◆ **DIRECTIVE**: Leave out the pictures and repeat every record exactly.

Extracted records:
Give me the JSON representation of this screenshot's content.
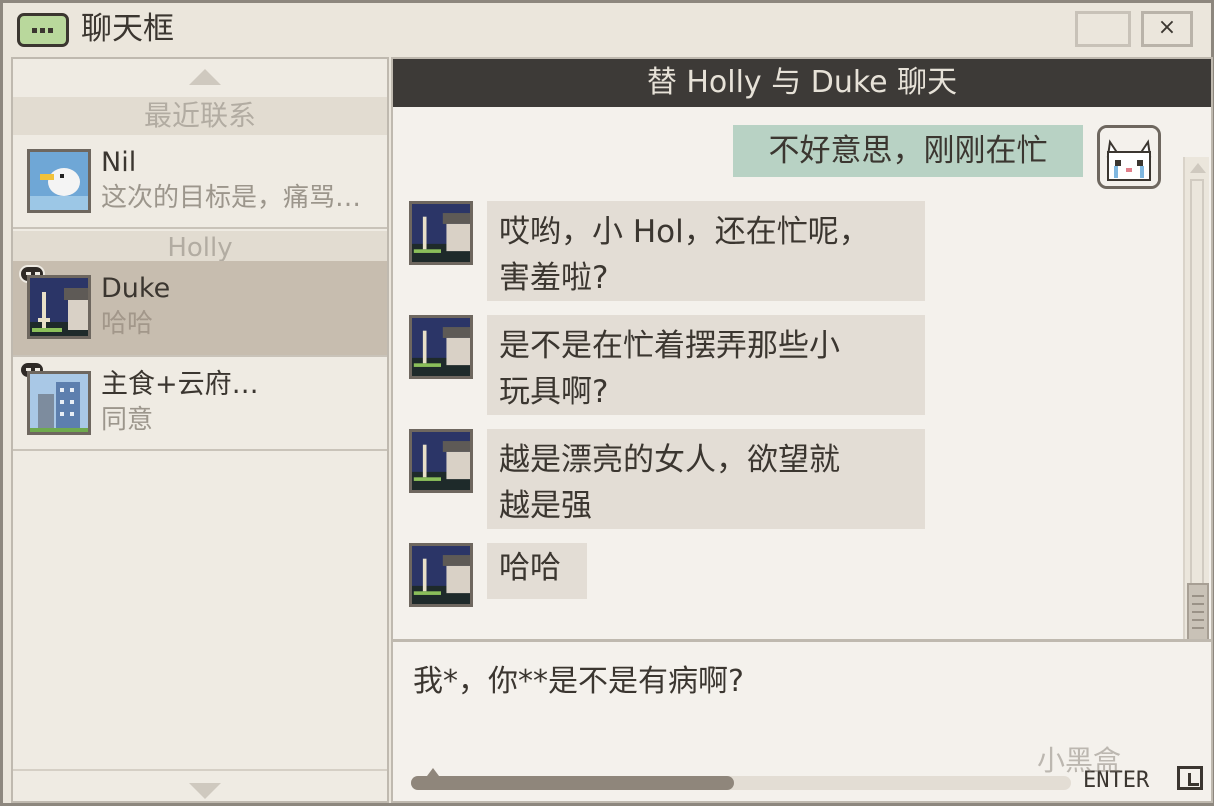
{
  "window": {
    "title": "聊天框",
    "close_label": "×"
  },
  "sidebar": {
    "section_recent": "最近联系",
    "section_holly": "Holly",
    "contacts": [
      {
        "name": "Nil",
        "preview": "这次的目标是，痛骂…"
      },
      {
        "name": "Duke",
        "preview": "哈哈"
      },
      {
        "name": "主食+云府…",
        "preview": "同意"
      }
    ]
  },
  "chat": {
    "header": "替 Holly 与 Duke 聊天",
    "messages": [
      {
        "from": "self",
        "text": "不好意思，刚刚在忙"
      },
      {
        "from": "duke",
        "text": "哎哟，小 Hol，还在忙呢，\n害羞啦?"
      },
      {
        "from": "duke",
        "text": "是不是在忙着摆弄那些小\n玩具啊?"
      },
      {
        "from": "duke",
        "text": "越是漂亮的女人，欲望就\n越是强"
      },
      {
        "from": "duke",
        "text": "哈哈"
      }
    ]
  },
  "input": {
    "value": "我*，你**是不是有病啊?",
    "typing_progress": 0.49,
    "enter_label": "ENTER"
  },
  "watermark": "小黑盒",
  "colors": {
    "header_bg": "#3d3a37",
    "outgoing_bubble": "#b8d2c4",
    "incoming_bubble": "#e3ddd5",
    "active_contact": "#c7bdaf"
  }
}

◆ **CORRECT OUTPUT**:
Give me the JSON representation of this screenshot's content.
{
  "window": {
    "title": "聊天框",
    "close_label": "×"
  },
  "sidebar": {
    "section_recent": "最近联系",
    "section_holly": "Holly",
    "contacts": [
      {
        "name": "Nil",
        "preview": "这次的目标是，痛骂…"
      },
      {
        "name": "Duke",
        "preview": "哈哈"
      },
      {
        "name": "主食+云府…",
        "preview": "同意"
      }
    ]
  },
  "chat": {
    "header": "替 Holly 与 Duke 聊天",
    "messages": [
      {
        "from": "self",
        "text": "不好意思，刚刚在忙"
      },
      {
        "from": "duke",
        "text": "哎哟，小 Hol，还在忙呢，\n害羞啦?"
      },
      {
        "from": "duke",
        "text": "是不是在忙着摆弄那些小\n玩具啊?"
      },
      {
        "from": "duke",
        "text": "越是漂亮的女人，欲望就\n越是强"
      },
      {
        "from": "duke",
        "text": "哈哈"
      }
    ]
  },
  "input": {
    "value": "我*，你**是不是有病啊?",
    "typing_progress": 0.49,
    "enter_label": "ENTER"
  },
  "watermark": "小黑盒",
  "colors": {
    "header_bg": "#3d3a37",
    "outgoing_bubble": "#b8d2c4",
    "incoming_bubble": "#e3ddd5",
    "active_contact": "#c7bdaf"
  }
}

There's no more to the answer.